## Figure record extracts
-- begin --
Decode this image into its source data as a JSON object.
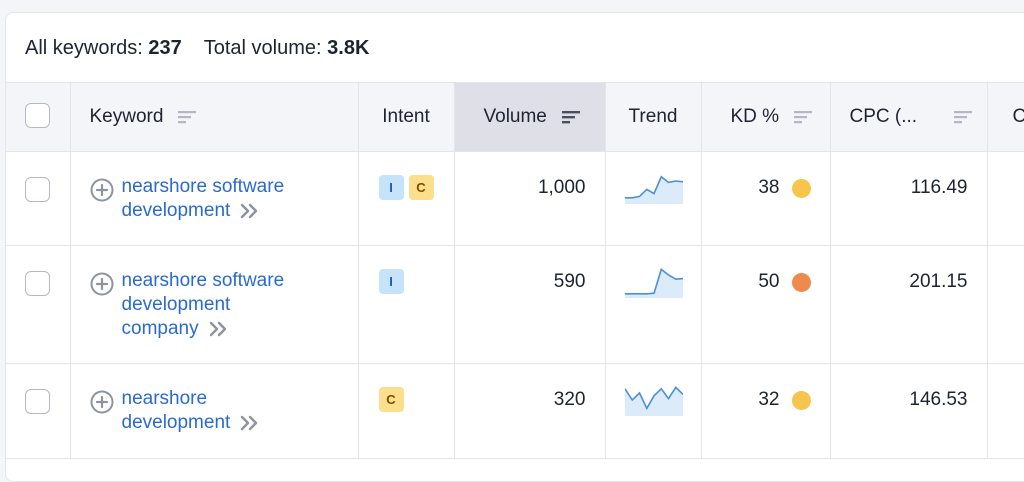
{
  "summary": {
    "all_keywords_label": "All keywords:",
    "all_keywords_value": "237",
    "total_volume_label": "Total volume:",
    "total_volume_value": "3.8K"
  },
  "columns": {
    "keyword": "Keyword",
    "intent": "Intent",
    "volume": "Volume",
    "trend": "Trend",
    "kd": "KD %",
    "cpc": "CPC (...",
    "more": "C"
  },
  "colors": {
    "link": "#2a6ad0",
    "kd_easy": "#f5c54c",
    "kd_medium": "#ef8a4f",
    "trend_line": "#4a90d9",
    "trend_fill": "#dcebfa"
  },
  "rows": [
    {
      "keyword_line1": "nearshore software",
      "keyword_line2": "development",
      "keyword_line3": "",
      "intents": [
        "I",
        "C"
      ],
      "volume": "1,000",
      "trend": [
        0.15,
        0.15,
        0.2,
        0.45,
        0.3,
        0.9,
        0.7,
        0.75,
        0.72
      ],
      "kd": "38",
      "cpc": "116.49"
    },
    {
      "keyword_line1": "nearshore software",
      "keyword_line2": "development",
      "keyword_line3": "company",
      "intents": [
        "I"
      ],
      "volume": "590",
      "trend": [
        0.08,
        0.08,
        0.08,
        0.08,
        0.1,
        0.95,
        0.75,
        0.6,
        0.62
      ],
      "kd": "50",
      "cpc": "201.15"
    },
    {
      "keyword_line1": "nearshore",
      "keyword_line2": "development",
      "keyword_line3": "",
      "intents": [
        "C"
      ],
      "volume": "320",
      "trend": [
        0.9,
        0.5,
        0.75,
        0.2,
        0.65,
        0.9,
        0.55,
        0.95,
        0.7
      ],
      "kd": "32",
      "cpc": "146.53"
    }
  ]
}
-- end --
## Written exercise
The records shown above are to be repeated exactly, with the pictures left out.

## Exercise answer
Decode this image into its source data as a JSON object.
{
  "summary": {
    "all_keywords_label": "All keywords:",
    "all_keywords_value": "237",
    "total_volume_label": "Total volume:",
    "total_volume_value": "3.8K"
  },
  "columns": {
    "keyword": "Keyword",
    "intent": "Intent",
    "volume": "Volume",
    "trend": "Trend",
    "kd": "KD %",
    "cpc": "CPC (...",
    "more": "C"
  },
  "colors": {
    "link": "#2a6ad0",
    "kd_easy": "#f5c54c",
    "kd_medium": "#ef8a4f",
    "trend_line": "#4a90d9",
    "trend_fill": "#dcebfa"
  },
  "rows": [
    {
      "keyword_line1": "nearshore software",
      "keyword_line2": "development",
      "keyword_line3": "",
      "intents": [
        "I",
        "C"
      ],
      "volume": "1,000",
      "trend": [
        0.15,
        0.15,
        0.2,
        0.45,
        0.3,
        0.9,
        0.7,
        0.75,
        0.72
      ],
      "kd": "38",
      "cpc": "116.49"
    },
    {
      "keyword_line1": "nearshore software",
      "keyword_line2": "development",
      "keyword_line3": "company",
      "intents": [
        "I"
      ],
      "volume": "590",
      "trend": [
        0.08,
        0.08,
        0.08,
        0.08,
        0.1,
        0.95,
        0.75,
        0.6,
        0.62
      ],
      "kd": "50",
      "cpc": "201.15"
    },
    {
      "keyword_line1": "nearshore",
      "keyword_line2": "development",
      "keyword_line3": "",
      "intents": [
        "C"
      ],
      "volume": "320",
      "trend": [
        0.9,
        0.5,
        0.75,
        0.2,
        0.65,
        0.9,
        0.55,
        0.95,
        0.7
      ],
      "kd": "32",
      "cpc": "146.53"
    }
  ]
}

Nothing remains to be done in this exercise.